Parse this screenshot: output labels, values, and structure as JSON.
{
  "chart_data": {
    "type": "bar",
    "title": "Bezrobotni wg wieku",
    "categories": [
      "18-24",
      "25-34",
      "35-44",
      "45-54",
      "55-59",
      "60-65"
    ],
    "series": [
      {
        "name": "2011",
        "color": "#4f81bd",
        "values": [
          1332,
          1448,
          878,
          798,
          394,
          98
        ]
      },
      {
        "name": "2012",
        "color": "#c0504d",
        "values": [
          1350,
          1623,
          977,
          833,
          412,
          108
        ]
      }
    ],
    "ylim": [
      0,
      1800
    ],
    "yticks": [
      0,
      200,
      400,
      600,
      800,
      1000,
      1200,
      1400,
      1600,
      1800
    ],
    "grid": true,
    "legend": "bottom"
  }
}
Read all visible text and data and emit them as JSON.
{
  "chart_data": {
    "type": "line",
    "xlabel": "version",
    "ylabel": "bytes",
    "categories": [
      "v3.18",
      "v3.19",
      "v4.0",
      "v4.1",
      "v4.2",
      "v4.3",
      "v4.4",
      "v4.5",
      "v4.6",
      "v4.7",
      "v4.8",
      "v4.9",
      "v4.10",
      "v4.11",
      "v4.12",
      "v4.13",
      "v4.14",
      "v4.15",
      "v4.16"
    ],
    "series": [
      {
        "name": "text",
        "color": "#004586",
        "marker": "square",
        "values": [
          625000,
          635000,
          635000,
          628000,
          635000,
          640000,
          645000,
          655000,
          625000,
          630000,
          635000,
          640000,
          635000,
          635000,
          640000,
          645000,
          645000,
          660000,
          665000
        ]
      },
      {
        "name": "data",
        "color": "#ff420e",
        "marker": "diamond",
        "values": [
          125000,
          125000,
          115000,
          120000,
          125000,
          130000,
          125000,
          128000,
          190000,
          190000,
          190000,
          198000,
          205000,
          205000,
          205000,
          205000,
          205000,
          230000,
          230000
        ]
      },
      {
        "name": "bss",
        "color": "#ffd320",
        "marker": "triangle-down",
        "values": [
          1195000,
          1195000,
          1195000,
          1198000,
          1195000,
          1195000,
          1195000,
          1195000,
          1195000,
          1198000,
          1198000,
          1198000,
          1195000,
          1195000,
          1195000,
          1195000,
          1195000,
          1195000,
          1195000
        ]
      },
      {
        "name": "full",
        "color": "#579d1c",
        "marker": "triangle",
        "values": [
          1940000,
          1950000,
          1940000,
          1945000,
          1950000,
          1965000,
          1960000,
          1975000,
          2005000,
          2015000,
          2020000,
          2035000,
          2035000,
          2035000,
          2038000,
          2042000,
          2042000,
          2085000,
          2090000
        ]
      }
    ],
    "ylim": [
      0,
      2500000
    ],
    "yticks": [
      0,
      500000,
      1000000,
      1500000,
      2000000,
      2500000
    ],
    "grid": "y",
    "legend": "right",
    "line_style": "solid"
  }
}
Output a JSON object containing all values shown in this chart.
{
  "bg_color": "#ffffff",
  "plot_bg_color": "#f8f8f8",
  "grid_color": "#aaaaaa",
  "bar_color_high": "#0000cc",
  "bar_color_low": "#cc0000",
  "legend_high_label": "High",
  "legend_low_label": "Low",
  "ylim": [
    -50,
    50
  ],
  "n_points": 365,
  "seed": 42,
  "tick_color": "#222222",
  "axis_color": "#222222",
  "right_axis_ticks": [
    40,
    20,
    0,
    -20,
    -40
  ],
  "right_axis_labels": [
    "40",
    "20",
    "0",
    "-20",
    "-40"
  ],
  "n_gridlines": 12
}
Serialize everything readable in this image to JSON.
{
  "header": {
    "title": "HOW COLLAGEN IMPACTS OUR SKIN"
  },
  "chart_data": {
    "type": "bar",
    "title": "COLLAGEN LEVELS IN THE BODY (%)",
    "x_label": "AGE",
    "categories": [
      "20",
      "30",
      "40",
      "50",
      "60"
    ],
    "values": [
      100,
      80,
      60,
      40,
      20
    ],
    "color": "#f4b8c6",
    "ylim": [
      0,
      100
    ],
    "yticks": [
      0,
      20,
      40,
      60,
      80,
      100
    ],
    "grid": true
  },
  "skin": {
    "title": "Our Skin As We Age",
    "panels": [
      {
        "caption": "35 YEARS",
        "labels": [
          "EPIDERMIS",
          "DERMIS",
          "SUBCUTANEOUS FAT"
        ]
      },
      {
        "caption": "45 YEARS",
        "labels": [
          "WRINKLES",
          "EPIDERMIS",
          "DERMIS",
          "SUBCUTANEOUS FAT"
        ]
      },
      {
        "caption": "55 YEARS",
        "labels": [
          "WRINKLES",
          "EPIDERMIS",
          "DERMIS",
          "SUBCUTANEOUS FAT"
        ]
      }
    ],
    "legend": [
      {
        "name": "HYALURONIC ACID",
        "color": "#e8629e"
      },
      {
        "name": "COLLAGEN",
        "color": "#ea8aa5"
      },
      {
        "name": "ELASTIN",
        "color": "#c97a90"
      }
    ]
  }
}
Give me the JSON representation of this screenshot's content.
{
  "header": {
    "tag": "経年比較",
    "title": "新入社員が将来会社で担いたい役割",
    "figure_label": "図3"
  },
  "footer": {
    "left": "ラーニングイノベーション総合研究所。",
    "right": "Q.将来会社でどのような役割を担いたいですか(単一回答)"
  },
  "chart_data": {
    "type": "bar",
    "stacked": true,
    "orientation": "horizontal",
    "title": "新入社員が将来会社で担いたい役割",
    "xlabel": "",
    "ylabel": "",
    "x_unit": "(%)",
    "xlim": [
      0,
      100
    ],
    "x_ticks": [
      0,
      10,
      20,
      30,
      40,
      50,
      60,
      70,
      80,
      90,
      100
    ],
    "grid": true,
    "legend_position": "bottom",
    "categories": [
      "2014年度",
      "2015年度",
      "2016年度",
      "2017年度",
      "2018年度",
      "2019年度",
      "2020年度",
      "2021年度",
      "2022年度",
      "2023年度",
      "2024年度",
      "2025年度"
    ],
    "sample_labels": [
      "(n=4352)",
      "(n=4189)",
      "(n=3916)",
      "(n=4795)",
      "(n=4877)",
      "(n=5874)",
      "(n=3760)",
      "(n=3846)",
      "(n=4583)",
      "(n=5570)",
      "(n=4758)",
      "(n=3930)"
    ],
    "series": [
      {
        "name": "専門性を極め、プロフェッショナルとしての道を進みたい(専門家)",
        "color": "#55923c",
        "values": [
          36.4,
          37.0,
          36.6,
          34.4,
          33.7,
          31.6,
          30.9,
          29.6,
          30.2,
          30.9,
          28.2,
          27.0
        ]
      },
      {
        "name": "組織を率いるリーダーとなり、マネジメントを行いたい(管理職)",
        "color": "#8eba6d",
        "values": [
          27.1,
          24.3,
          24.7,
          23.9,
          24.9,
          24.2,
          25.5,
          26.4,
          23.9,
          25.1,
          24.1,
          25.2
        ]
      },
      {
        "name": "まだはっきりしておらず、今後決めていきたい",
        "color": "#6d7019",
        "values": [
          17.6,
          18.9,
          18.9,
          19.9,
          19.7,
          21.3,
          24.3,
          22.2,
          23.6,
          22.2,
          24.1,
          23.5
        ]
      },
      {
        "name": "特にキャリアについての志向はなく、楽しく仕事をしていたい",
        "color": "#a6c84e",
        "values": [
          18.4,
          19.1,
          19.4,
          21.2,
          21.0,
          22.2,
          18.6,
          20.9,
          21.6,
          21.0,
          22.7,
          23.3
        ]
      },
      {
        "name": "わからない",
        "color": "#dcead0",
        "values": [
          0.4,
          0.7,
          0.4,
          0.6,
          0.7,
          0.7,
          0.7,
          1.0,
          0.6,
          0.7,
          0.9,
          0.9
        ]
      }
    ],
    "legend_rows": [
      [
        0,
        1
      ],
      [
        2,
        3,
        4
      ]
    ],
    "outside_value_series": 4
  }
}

WORK TO DO » Locate the lines above that contain "bottom" and copy them.

EXERCISE OUTPUT »
    "legend": "bottom"
    "legend_position": "bottom",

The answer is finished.